The request: Wherever the string "pass" appears in a line, extract that line.

[Records contained in a dataset]
* * *

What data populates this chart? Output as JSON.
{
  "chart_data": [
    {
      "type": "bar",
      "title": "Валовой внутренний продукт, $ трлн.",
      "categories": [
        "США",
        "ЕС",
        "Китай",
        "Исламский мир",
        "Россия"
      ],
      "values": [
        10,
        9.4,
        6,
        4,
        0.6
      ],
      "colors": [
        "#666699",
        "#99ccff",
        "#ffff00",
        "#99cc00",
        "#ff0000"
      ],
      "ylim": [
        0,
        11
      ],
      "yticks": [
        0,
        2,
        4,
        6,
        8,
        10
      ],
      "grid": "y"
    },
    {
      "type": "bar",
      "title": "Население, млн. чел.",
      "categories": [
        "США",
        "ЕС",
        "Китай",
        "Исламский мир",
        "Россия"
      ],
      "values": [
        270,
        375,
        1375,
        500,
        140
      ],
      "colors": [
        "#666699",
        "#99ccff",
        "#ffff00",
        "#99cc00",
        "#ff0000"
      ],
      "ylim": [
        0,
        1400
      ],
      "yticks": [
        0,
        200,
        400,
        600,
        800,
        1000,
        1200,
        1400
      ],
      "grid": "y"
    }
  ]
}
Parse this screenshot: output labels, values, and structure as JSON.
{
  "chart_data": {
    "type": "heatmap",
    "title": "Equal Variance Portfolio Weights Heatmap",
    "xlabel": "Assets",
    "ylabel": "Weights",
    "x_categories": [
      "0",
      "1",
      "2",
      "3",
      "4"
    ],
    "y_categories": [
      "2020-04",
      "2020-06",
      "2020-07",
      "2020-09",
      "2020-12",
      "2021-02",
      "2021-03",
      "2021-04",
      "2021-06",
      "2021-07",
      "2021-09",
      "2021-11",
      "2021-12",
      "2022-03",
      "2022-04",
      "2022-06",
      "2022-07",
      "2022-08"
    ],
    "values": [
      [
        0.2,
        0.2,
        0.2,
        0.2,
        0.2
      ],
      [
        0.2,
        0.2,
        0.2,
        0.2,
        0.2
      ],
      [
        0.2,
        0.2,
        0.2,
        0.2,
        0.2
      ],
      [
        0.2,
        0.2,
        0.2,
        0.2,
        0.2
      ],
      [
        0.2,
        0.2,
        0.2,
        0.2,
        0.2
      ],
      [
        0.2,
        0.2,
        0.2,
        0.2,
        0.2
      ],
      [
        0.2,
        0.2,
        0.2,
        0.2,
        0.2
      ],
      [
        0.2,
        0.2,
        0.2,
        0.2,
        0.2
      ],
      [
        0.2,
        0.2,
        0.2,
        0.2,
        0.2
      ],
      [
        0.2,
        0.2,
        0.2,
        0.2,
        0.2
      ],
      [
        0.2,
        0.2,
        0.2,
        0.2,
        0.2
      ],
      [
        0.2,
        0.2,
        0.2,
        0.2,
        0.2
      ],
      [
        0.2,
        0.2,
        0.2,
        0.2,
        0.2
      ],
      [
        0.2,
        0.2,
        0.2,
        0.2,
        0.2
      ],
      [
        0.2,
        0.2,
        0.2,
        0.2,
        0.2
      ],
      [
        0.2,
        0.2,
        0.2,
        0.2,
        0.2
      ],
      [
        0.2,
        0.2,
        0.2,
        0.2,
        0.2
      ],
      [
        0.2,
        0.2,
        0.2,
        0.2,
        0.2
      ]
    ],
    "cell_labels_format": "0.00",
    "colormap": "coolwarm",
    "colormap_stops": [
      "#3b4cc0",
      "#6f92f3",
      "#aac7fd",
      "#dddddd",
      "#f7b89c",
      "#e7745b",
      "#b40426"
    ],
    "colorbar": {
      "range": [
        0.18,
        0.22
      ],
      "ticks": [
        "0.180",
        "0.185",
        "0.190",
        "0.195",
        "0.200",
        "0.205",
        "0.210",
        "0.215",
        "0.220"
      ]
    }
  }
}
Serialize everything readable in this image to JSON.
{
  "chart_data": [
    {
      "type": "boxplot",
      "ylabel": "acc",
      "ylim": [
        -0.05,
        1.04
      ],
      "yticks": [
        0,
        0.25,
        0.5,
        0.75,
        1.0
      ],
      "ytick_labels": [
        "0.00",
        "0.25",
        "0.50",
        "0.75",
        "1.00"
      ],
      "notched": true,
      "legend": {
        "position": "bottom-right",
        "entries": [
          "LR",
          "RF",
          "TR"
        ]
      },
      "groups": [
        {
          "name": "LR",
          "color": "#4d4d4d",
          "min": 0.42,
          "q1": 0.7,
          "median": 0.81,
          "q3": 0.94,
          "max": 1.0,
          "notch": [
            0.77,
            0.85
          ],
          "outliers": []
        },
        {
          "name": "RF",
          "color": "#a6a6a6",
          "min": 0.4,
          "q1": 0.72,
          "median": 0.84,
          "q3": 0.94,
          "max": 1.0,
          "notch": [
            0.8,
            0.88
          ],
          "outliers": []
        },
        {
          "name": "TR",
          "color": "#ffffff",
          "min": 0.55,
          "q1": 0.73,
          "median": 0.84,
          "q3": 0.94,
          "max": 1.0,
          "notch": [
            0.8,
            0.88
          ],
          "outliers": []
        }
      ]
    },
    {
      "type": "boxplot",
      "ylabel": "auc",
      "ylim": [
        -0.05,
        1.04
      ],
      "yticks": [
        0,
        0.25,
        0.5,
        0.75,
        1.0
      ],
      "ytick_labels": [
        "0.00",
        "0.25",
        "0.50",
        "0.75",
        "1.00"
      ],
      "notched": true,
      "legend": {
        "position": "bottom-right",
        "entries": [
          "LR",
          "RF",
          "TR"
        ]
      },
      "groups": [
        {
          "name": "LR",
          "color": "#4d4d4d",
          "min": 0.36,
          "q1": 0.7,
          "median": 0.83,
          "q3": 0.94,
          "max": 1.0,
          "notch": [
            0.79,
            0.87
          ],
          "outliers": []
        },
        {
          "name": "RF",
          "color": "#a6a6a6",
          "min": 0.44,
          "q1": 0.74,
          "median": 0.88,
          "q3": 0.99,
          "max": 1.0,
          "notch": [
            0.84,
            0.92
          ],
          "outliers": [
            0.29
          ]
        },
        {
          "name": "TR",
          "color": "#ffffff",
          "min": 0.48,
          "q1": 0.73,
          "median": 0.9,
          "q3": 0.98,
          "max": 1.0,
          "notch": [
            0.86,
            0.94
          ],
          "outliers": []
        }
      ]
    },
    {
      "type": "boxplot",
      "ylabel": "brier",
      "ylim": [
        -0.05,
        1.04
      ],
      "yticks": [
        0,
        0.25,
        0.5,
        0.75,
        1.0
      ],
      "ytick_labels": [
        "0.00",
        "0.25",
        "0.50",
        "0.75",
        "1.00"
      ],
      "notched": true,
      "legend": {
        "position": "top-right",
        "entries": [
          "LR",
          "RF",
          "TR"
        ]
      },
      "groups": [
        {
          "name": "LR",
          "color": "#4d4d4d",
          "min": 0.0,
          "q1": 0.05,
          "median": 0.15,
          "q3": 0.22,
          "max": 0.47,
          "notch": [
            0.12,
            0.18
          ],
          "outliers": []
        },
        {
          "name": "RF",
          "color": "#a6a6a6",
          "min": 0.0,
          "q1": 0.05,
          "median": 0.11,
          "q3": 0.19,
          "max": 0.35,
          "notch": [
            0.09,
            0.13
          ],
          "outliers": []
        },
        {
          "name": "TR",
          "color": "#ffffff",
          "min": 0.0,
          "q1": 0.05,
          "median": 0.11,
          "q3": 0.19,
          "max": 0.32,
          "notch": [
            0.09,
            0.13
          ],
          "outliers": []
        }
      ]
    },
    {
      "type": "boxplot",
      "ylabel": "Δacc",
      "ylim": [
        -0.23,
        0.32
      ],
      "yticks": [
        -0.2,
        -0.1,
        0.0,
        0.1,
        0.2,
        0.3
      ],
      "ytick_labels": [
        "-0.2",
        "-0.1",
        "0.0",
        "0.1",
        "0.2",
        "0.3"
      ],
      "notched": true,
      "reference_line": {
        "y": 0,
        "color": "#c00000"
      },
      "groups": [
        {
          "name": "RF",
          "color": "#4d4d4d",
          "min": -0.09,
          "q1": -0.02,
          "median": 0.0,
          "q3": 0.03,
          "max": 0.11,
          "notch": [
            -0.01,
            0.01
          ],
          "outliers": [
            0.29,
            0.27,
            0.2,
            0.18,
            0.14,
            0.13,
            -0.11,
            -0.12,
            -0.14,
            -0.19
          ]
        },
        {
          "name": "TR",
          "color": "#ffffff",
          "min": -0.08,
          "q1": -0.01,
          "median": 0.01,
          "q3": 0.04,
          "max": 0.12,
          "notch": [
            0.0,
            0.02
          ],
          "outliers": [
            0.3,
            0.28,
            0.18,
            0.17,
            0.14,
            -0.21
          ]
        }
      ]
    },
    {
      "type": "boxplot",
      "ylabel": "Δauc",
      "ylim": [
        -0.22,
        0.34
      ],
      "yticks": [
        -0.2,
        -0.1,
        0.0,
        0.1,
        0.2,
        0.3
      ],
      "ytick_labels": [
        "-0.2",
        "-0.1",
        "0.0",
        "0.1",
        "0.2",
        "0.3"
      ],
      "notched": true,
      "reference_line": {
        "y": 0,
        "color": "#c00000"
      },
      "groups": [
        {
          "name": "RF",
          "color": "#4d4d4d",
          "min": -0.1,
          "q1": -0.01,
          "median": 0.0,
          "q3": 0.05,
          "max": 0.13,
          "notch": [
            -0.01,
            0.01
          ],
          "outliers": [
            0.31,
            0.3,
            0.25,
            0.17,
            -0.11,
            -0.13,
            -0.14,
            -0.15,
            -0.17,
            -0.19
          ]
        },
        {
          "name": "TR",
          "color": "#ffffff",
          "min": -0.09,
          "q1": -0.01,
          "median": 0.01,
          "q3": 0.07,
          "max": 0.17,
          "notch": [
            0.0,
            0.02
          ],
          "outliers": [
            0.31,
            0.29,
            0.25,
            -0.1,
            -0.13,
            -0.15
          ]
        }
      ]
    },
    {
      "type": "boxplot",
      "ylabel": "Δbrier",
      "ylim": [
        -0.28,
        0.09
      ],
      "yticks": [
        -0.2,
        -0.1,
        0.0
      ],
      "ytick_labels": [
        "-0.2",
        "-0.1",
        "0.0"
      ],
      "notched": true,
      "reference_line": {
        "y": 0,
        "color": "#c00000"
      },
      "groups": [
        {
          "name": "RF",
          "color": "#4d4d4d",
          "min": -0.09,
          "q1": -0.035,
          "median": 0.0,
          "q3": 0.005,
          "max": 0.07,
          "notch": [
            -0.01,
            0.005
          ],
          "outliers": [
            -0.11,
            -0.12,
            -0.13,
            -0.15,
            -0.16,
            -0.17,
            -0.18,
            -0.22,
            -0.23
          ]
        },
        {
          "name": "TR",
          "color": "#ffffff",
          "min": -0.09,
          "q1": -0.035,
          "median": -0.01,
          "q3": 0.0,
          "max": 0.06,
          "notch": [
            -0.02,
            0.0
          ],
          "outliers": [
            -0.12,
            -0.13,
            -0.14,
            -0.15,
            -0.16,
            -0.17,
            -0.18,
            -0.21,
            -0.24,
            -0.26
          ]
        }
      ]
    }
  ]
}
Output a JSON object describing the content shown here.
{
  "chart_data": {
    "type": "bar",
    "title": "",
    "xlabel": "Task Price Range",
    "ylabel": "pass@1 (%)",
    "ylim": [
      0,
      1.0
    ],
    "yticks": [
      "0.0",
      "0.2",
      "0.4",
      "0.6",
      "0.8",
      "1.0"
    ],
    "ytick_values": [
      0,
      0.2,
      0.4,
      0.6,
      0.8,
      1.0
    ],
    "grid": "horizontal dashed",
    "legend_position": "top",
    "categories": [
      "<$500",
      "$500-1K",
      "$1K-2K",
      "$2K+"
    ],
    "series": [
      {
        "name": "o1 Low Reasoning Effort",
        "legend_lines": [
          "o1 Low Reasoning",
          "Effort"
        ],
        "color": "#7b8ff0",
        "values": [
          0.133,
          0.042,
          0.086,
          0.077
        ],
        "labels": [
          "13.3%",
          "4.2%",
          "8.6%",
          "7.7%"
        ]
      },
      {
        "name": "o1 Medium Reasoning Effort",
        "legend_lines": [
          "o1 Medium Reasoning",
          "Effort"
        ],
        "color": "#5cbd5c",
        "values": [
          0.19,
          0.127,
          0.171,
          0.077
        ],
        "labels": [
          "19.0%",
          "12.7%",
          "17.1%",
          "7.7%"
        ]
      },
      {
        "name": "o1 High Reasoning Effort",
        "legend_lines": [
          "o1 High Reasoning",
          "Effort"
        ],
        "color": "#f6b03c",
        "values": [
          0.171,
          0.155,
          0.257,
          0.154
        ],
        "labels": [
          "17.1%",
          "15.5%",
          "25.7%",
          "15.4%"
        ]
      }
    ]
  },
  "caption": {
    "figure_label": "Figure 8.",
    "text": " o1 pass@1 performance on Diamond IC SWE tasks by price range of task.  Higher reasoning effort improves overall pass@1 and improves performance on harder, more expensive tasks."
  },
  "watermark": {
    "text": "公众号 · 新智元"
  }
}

* * *

Result:
    "ylabel": "pass@1 (%)",
    "text": " o1 pass@1 performance on Diamond IC SWE tasks by price range of task.  Higher reasoning effort improves overall pass@1 and improves performance on harder, more expensive tasks."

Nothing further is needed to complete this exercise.